● 주어진 과제
아래 자료의 모든 줄을 한 글자도 바꾸지 말고 그대로 옮겨 적으세요. 그림은 답에서 빼 주세요.

+ + + +

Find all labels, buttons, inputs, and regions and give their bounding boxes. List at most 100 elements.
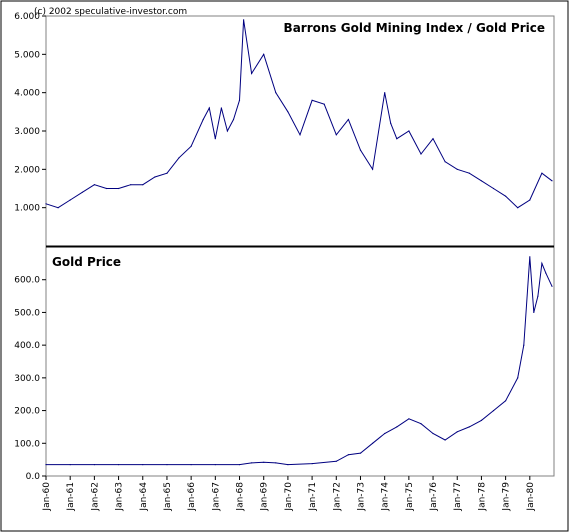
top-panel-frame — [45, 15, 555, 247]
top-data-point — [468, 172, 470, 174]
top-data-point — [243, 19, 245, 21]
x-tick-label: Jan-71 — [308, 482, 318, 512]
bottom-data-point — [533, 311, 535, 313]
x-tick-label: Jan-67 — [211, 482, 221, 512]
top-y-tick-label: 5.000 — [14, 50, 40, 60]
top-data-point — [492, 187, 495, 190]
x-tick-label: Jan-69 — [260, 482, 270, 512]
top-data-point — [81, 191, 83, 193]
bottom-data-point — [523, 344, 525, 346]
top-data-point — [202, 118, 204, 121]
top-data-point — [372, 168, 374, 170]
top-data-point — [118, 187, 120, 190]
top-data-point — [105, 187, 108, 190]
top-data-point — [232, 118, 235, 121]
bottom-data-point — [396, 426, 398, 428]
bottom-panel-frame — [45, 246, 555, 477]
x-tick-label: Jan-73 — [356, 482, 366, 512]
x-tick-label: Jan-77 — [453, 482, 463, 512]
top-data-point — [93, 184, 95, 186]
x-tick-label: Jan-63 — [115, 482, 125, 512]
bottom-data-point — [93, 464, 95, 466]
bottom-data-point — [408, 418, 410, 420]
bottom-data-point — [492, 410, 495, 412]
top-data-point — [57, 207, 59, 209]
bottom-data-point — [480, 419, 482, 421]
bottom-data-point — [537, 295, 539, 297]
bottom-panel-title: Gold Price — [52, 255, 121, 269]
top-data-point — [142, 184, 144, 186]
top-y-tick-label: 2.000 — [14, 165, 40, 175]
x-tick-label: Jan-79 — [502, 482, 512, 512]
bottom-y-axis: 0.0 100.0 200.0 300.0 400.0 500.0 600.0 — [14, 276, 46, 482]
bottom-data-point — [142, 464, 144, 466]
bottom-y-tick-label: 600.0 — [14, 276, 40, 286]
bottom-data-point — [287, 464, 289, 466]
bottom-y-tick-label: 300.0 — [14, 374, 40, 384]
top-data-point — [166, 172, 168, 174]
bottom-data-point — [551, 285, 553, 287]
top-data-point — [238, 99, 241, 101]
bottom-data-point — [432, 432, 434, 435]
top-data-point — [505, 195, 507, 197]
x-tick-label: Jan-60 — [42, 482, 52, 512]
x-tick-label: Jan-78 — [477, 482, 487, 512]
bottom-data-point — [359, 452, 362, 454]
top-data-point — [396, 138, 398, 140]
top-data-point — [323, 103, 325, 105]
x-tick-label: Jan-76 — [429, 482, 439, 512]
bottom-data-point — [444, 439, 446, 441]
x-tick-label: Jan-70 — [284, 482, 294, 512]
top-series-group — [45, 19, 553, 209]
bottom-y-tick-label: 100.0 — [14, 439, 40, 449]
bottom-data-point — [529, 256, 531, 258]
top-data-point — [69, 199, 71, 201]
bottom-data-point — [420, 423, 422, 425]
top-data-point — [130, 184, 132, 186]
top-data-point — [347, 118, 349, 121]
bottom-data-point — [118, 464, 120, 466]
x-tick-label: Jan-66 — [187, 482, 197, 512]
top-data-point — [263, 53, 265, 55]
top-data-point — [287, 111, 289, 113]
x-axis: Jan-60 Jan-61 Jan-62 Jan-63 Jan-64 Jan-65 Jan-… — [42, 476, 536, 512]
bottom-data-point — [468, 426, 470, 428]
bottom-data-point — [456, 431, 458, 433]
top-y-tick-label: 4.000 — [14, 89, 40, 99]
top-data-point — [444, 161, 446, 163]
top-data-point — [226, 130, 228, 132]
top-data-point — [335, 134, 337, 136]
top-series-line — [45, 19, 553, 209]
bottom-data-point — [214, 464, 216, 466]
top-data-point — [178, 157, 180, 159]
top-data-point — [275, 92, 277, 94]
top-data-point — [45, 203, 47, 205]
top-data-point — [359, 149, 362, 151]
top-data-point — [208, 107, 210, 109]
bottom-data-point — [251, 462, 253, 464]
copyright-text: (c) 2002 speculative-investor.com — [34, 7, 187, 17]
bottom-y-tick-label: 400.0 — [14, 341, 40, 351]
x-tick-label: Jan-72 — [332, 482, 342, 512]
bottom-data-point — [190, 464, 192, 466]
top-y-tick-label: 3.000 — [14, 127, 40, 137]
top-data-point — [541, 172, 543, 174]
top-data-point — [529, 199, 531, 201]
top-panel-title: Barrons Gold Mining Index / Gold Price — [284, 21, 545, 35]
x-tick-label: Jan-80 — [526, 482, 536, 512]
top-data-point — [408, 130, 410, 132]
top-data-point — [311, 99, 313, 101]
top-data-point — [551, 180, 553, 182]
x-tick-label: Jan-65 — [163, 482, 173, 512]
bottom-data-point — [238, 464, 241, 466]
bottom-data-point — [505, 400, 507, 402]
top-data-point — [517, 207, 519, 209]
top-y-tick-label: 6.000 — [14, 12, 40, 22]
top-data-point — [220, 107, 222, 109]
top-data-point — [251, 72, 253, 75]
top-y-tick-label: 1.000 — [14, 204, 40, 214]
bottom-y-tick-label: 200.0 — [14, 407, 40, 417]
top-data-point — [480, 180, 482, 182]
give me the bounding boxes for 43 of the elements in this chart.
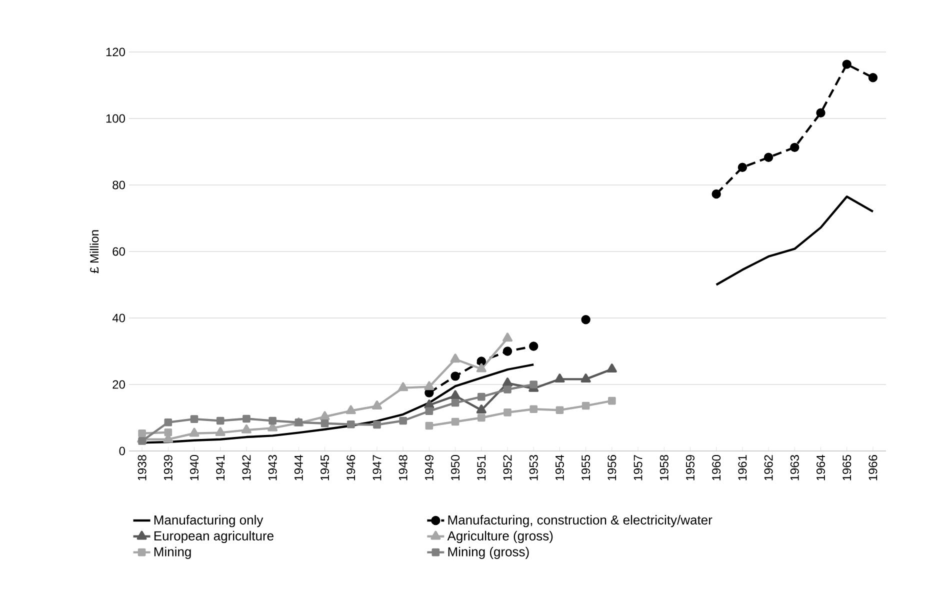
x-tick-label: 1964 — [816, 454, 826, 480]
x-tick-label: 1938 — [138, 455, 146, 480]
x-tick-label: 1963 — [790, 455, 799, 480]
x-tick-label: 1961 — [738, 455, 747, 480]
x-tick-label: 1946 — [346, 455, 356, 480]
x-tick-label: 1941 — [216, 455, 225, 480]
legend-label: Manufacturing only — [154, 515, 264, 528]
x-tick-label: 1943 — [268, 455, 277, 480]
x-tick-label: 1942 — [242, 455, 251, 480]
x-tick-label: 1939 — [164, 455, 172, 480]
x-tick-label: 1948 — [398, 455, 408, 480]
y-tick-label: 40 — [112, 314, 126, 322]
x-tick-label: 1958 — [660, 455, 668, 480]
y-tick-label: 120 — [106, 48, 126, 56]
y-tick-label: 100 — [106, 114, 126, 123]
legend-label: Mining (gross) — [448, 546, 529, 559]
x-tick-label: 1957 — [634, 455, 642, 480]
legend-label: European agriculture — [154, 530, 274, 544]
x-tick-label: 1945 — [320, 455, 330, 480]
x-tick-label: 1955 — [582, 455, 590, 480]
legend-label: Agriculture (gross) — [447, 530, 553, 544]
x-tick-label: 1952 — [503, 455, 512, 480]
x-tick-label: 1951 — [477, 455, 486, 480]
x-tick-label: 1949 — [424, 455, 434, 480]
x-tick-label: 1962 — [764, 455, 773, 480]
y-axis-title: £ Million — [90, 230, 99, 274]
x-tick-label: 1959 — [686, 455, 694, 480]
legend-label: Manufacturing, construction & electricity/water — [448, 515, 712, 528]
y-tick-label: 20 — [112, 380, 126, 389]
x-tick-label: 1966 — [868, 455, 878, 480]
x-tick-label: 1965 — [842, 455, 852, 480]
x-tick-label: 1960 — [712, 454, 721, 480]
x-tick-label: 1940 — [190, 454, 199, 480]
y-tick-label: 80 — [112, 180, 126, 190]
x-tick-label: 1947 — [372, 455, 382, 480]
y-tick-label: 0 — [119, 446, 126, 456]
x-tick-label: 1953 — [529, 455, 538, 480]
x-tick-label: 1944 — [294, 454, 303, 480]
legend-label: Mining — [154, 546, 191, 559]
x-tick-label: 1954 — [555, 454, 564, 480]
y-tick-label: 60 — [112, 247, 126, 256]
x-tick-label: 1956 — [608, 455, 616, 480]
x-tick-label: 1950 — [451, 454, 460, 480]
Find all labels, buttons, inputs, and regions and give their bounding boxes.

+ + + +

● 과제 결과물
Find all labels, buttons, inputs, and regions and give their bounding boxes. List at most 100 elements.
top-panel-frame — [45, 15, 555, 247]
top-data-point — [468, 172, 470, 174]
top-data-point — [243, 19, 245, 21]
x-tick-label: Jan-71 — [308, 482, 318, 512]
bottom-data-point — [533, 311, 535, 313]
x-tick-label: Jan-67 — [211, 482, 221, 512]
top-y-tick-label: 5.000 — [14, 50, 40, 60]
top-data-point — [492, 187, 495, 190]
x-tick-label: Jan-69 — [260, 482, 270, 512]
top-data-point — [81, 191, 83, 193]
bottom-data-point — [523, 344, 525, 346]
top-data-point — [202, 118, 204, 121]
top-data-point — [372, 168, 374, 170]
top-data-point — [118, 187, 120, 190]
top-data-point — [105, 187, 108, 190]
top-data-point — [232, 118, 235, 121]
bottom-data-point — [396, 426, 398, 428]
bottom-panel-frame — [45, 246, 555, 477]
x-tick-label: Jan-73 — [356, 482, 366, 512]
x-tick-label: Jan-77 — [453, 482, 463, 512]
top-data-point — [93, 184, 95, 186]
x-tick-label: Jan-63 — [115, 482, 125, 512]
bottom-data-point — [93, 464, 95, 466]
bottom-data-point — [408, 418, 410, 420]
bottom-data-point — [492, 410, 495, 412]
top-data-point — [57, 207, 59, 209]
bottom-data-point — [480, 419, 482, 421]
bottom-data-point — [537, 295, 539, 297]
bottom-panel-title: Gold Price — [52, 255, 121, 269]
top-data-point — [142, 184, 144, 186]
top-y-tick-label: 2.000 — [14, 165, 40, 175]
x-tick-label: Jan-79 — [502, 482, 512, 512]
bottom-y-axis: 0.0 100.0 200.0 300.0 400.0 500.0 600.0 — [14, 276, 46, 482]
bottom-data-point — [142, 464, 144, 466]
bottom-y-tick-label: 600.0 — [14, 276, 40, 286]
bottom-data-point — [287, 464, 289, 466]
bottom-y-tick-label: 300.0 — [14, 374, 40, 384]
top-data-point — [166, 172, 168, 174]
bottom-data-point — [551, 285, 553, 287]
top-data-point — [238, 99, 241, 101]
bottom-data-point — [432, 432, 434, 435]
top-data-point — [505, 195, 507, 197]
x-tick-label: Jan-60 — [42, 482, 52, 512]
x-tick-label: Jan-78 — [477, 482, 487, 512]
bottom-data-point — [359, 452, 362, 454]
top-data-point — [396, 138, 398, 140]
top-data-point — [323, 103, 325, 105]
x-tick-label: Jan-76 — [429, 482, 439, 512]
bottom-data-point — [444, 439, 446, 441]
x-tick-label: Jan-70 — [284, 482, 294, 512]
top-series-group — [45, 19, 553, 209]
bottom-y-tick-label: 100.0 — [14, 439, 40, 449]
bottom-data-point — [529, 256, 531, 258]
top-data-point — [69, 199, 71, 201]
bottom-data-point — [420, 423, 422, 425]
top-data-point — [130, 184, 132, 186]
top-data-point — [347, 118, 349, 121]
bottom-data-point — [118, 464, 120, 466]
x-tick-label: Jan-66 — [187, 482, 197, 512]
top-data-point — [263, 53, 265, 55]
top-data-point — [287, 111, 289, 113]
x-axis: Jan-60 Jan-61 Jan-62 Jan-63 Jan-64 Jan-65 Jan-… — [42, 476, 536, 512]
bottom-data-point — [468, 426, 470, 428]
bottom-data-point — [456, 431, 458, 433]
top-y-tick-label: 4.000 — [14, 89, 40, 99]
top-data-point — [444, 161, 446, 163]
top-data-point — [226, 130, 228, 132]
top-data-point — [335, 134, 337, 136]
top-series-line — [45, 19, 553, 209]
bottom-data-point — [214, 464, 216, 466]
top-data-point — [178, 157, 180, 159]
top-data-point — [275, 92, 277, 94]
top-data-point — [45, 203, 47, 205]
top-data-point — [359, 149, 362, 151]
top-data-point — [208, 107, 210, 109]
bottom-data-point — [251, 462, 253, 464]
copyright-text: (c) 2002 speculative-investor.com — [34, 7, 187, 17]
bottom-y-tick-label: 400.0 — [14, 341, 40, 351]
x-tick-label: Jan-72 — [332, 482, 342, 512]
bottom-data-point — [190, 464, 192, 466]
top-y-tick-label: 3.000 — [14, 127, 40, 137]
top-data-point — [541, 172, 543, 174]
top-data-point — [529, 199, 531, 201]
top-panel-title: Barrons Gold Mining Index / Gold Price — [284, 21, 545, 35]
x-tick-label: Jan-80 — [526, 482, 536, 512]
top-data-point — [408, 130, 410, 132]
top-data-point — [311, 99, 313, 101]
top-data-point — [551, 180, 553, 182]
x-tick-label: Jan-65 — [163, 482, 173, 512]
bottom-data-point — [238, 464, 241, 466]
bottom-data-point — [505, 400, 507, 402]
top-data-point — [517, 207, 519, 209]
top-y-tick-label: 6.000 — [14, 12, 40, 22]
top-data-point — [220, 107, 222, 109]
top-data-point — [251, 72, 253, 75]
top-y-tick-label: 1.000 — [14, 204, 40, 214]
bottom-y-tick-label: 200.0 — [14, 407, 40, 417]
top-data-point — [480, 180, 482, 182]
give me the bounding boxes for 43 of the elements in this chart.
x-tick-label: 1964 — [816, 454, 826, 480]
x-tick-label: 1938 — [138, 455, 146, 480]
x-tick-label: 1963 — [790, 455, 799, 480]
x-tick-label: 1961 — [738, 455, 747, 480]
x-tick-label: 1946 — [346, 455, 356, 480]
x-tick-label: 1941 — [216, 455, 225, 480]
legend-label: Manufacturing only — [154, 515, 264, 528]
x-tick-label: 1943 — [268, 455, 277, 480]
x-tick-label: 1942 — [242, 455, 251, 480]
x-tick-label: 1939 — [164, 455, 172, 480]
x-tick-label: 1948 — [398, 455, 408, 480]
y-tick-label: 40 — [112, 314, 126, 322]
x-tick-label: 1958 — [660, 455, 668, 480]
y-tick-label: 120 — [106, 48, 126, 56]
y-tick-label: 100 — [106, 114, 126, 123]
legend-label: Mining (gross) — [448, 546, 529, 559]
x-tick-label: 1957 — [634, 455, 642, 480]
legend-label: European agriculture — [154, 530, 274, 544]
x-tick-label: 1945 — [320, 455, 330, 480]
x-tick-label: 1955 — [582, 455, 590, 480]
legend-label: Agriculture (gross) — [447, 530, 553, 544]
x-tick-label: 1952 — [503, 455, 512, 480]
x-tick-label: 1951 — [477, 455, 486, 480]
x-tick-label: 1949 — [424, 455, 434, 480]
x-tick-label: 1962 — [764, 455, 773, 480]
y-axis-title: £ Million — [90, 230, 99, 274]
x-tick-label: 1959 — [686, 455, 694, 480]
legend-label: Manufacturing, construction & electricity/water — [448, 515, 712, 528]
y-tick-label: 20 — [112, 380, 126, 389]
x-tick-label: 1966 — [868, 455, 878, 480]
x-tick-label: 1965 — [842, 455, 852, 480]
x-tick-label: 1960 — [712, 454, 721, 480]
x-tick-label: 1940 — [190, 454, 199, 480]
y-tick-label: 80 — [112, 180, 126, 190]
x-tick-label: 1947 — [372, 455, 382, 480]
y-tick-label: 0 — [119, 446, 126, 456]
x-tick-label: 1953 — [529, 455, 538, 480]
x-tick-label: 1944 — [294, 454, 303, 480]
legend-label: Mining — [154, 546, 191, 559]
x-tick-label: 1954 — [555, 454, 564, 480]
y-tick-label: 60 — [112, 247, 126, 256]
x-tick-label: 1956 — [608, 455, 616, 480]
x-tick-label: 1950 — [451, 454, 460, 480]
Find all labels, buttons, inputs, and regions and give their bounding boxes.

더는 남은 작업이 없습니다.